Make an exact copy of all the entries, with the pictures left out.

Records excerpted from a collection
%%

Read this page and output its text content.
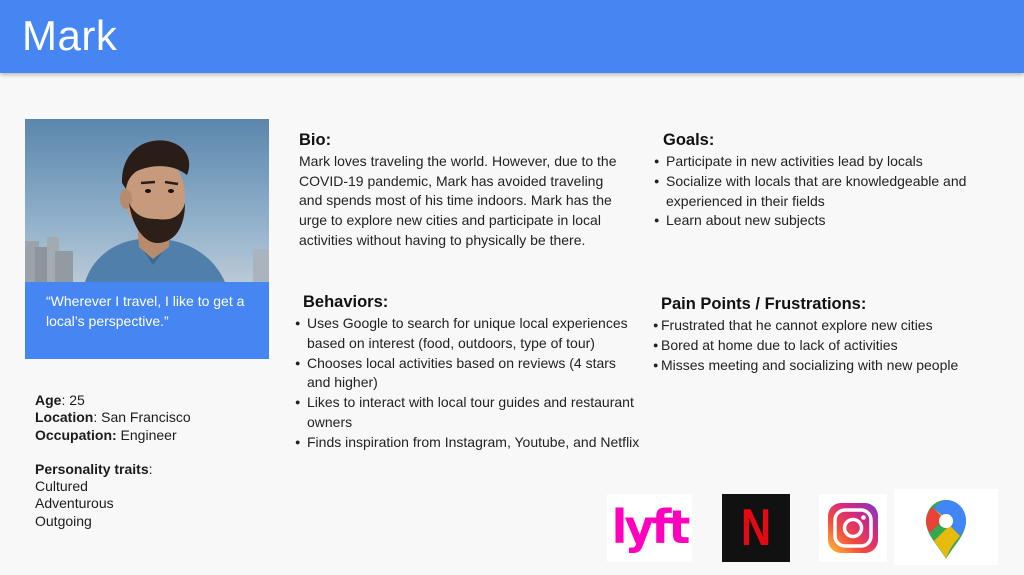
Mark
“Wherever I travel, I like to get a local’s perspective.”
Age: 25
Location: San Francisco
Occupation: Engineer
Personality traits:
Cultured
Adventurous
Outgoing
Bio:
Mark loves traveling the world. However, due to the COVID-19 pandemic, Mark has avoided traveling and spends most of his time indoors. Mark has the urge to explore new cities and participate in local activities without having to physically be there.
Goals:
● Participate in new activities lead by locals
● Socialize with locals that are knowledgeable and experienced in their fields
● Learn about new subjects
Behaviors:
● Uses Google to search for unique local experiences based on interest (food, outdoors, type of tour)
● Chooses local activities based on reviews (4 stars and higher)
● Likes to interact with local tour guides and restaurant owners
● Finds inspiration from Instagram, Youtube, and Netflix
Pain Points / Frustrations:
● Frustrated that he cannot explore new cities
● Bored at home due to lack of activities
● Misses meeting and socializing with new people
lyft N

%%

COMPLETE OUTPUT =>
Read this page and output its text content.
Mark
“Wherever I travel, I like to get a local’s perspective.”
Age: 25
Location: San Francisco
Occupation: Engineer
Personality traits:
Cultured
Adventurous
Outgoing
Bio:
Mark loves traveling the world. However, due to the COVID-19 pandemic, Mark has avoided traveling and spends most of his time indoors. Mark has the urge to explore new cities and participate in local activities without having to physically be there.
Goals:
● Participate in new activities lead by locals
● Socialize with locals that are knowledgeable and experienced in their fields
● Learn about new subjects
Behaviors:
● Uses Google to search for unique local experiences based on interest (food, outdoors, type of tour)
● Chooses local activities based on reviews (4 stars and higher)
● Likes to interact with local tour guides and restaurant owners
● Finds inspiration from Instagram, Youtube, and Netflix
Pain Points / Frustrations:
● Frustrated that he cannot explore new cities
● Bored at home due to lack of activities
● Misses meeting and socializing with new people
lyft N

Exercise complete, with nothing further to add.